━━━ Text passage ━━━

If handouts or leaflets are used, ensure the printed information is updated with the most recent best practice data and is appropriate for the population served (e.g., appropriate reading level, language, alternative formats for persons with unique learning challenges or disabilities).
-
iv.
Standardize the scope of information included in patient education materials according to consensus among experts in severe asthma networks, while ensuring adapted, translated, and culturally appropriate versions are available for diverse populations in a format personalized for each patient/family.
Criterion 4B: Patients with severe asthma receive a periodic review of their condition and the impact of management approaches on outcomes.
Quality Metrics
-
(a)
Percentage of patients receiving periodic follow-up for their asthma.
-
(b)
Percentage of patients attending asthma review appointments with an asthma specialist.
-
(c)
Percentage of asthma reviews that include an assessment of psychosocial issues and function, in addition to comorbidities.
-
(d)
Additional agreed upon parameters for review (e.g., level of symptom control, ED visits, hospital admissions, lung function, inhaler technique review, frequency of use of preventer and reliever medications) that are documented in the patient medical record.
Local Adaptation Opportunities
-
(a)
Establish protocols to standardize the regularity of periodic review with patients.
-
(b)
Establish protocols to standardize an explicit process of managing patients who fail to attend specialist asthma review visits.

━━━ Provided data ━━━

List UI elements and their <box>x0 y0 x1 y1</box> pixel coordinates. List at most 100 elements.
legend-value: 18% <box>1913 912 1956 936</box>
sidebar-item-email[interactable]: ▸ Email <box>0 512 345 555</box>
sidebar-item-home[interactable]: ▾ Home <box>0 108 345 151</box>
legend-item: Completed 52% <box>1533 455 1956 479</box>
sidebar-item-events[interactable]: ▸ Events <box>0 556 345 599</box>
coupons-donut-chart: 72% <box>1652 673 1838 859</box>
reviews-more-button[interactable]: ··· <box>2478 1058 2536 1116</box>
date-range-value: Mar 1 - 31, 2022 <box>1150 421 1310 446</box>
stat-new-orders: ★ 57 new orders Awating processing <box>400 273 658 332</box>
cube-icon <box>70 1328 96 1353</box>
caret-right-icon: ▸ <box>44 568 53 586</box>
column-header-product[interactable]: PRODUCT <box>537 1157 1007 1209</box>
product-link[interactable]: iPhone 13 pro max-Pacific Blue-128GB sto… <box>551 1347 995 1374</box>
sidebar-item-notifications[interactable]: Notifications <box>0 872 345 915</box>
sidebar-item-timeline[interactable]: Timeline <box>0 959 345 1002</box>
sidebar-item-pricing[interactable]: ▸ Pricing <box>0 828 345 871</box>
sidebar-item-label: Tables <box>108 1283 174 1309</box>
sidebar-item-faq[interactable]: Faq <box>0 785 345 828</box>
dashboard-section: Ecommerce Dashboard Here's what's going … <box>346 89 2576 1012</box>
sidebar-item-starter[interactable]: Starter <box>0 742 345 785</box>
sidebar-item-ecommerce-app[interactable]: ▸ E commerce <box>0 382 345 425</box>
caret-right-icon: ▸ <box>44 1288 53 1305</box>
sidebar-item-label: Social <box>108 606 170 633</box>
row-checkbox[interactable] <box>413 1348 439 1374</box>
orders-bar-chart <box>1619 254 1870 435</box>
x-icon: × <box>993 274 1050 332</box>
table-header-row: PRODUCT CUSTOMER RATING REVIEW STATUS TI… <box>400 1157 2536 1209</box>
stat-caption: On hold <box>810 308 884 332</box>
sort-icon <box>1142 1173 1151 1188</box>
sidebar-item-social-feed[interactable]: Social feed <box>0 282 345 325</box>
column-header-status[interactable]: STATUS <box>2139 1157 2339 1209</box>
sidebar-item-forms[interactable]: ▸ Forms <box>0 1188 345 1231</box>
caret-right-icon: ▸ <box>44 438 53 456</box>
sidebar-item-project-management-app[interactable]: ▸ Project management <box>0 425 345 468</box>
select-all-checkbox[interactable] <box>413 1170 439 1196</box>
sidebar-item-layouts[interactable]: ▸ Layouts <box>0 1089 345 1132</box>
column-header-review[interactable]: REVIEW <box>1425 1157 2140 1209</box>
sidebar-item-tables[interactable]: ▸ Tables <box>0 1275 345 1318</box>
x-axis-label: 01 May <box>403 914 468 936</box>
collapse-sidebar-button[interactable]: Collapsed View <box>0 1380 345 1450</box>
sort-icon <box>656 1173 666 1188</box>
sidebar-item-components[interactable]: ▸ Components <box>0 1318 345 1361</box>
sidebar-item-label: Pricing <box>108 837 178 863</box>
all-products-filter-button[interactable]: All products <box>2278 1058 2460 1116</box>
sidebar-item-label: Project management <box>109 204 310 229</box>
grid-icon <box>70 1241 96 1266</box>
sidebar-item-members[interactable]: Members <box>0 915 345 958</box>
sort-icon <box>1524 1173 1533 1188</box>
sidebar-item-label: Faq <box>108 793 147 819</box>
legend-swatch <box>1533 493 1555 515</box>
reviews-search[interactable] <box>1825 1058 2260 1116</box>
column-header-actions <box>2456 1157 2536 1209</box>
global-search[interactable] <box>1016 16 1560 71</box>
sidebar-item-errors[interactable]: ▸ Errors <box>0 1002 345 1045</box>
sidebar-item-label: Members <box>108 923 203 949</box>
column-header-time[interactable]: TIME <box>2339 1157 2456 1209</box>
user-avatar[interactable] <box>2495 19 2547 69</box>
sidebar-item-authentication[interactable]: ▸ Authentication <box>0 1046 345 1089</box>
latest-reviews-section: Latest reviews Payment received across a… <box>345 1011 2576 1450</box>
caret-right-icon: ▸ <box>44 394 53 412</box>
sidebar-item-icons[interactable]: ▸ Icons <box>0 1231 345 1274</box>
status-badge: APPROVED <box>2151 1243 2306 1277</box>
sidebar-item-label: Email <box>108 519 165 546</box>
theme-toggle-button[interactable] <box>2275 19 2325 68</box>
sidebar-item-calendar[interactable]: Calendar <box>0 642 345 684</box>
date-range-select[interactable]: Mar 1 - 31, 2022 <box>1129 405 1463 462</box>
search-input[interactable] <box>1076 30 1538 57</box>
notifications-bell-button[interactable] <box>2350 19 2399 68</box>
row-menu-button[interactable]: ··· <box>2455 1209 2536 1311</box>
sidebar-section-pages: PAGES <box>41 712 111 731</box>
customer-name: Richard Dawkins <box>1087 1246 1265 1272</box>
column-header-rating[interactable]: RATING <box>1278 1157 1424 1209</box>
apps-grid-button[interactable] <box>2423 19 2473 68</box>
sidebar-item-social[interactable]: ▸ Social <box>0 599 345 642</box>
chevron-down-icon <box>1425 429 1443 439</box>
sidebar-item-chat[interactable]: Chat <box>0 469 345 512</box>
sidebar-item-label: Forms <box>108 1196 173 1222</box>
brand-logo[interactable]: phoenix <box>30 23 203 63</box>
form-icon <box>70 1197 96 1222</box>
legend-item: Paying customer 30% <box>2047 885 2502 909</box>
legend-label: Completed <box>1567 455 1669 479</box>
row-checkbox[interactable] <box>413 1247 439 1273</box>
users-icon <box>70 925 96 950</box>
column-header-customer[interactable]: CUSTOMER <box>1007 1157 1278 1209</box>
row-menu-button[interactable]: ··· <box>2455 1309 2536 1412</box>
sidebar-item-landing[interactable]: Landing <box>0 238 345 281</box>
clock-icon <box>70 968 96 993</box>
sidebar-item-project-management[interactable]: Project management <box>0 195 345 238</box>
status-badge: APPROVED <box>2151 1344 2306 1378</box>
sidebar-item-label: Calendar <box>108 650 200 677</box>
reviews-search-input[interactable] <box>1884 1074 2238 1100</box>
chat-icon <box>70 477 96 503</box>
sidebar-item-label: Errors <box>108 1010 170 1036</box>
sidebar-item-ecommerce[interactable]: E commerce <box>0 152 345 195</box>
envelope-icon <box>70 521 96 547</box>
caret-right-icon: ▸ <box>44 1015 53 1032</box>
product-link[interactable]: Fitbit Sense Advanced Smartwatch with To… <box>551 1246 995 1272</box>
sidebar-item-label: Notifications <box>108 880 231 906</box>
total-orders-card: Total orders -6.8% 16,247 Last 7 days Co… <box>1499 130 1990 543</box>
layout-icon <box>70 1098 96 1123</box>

━━━

Required work:
a - In the severe asthma care passage, repeat everything from "Quality Metrics" down to "patient medical record." without any changes.
b - Under Criterion 4B of the severe asthma care passage, what should patients with severe asthma receive?

Outputs by task:
a -
Quality Metrics
-
(a)
Percentage of patients receiving periodic follow-up for their asthma.
-
(b)
Percentage of patients attending asthma review appointments with an asthma specialist.
-
(c)
Percentage of asthma reviews that include an assessment of psychosocial issues and function, in addition to comorbidities.
-
(d)
Additional agreed upon parameters for review (e.g., level of symptom control, ED visits, hospital admissions, lung function, inhaler technique review, frequency of use of preventer and reliever medications) that are documented in the patient medical record.

b - A periodic review of their condition and the impact of management approaches on outcomes.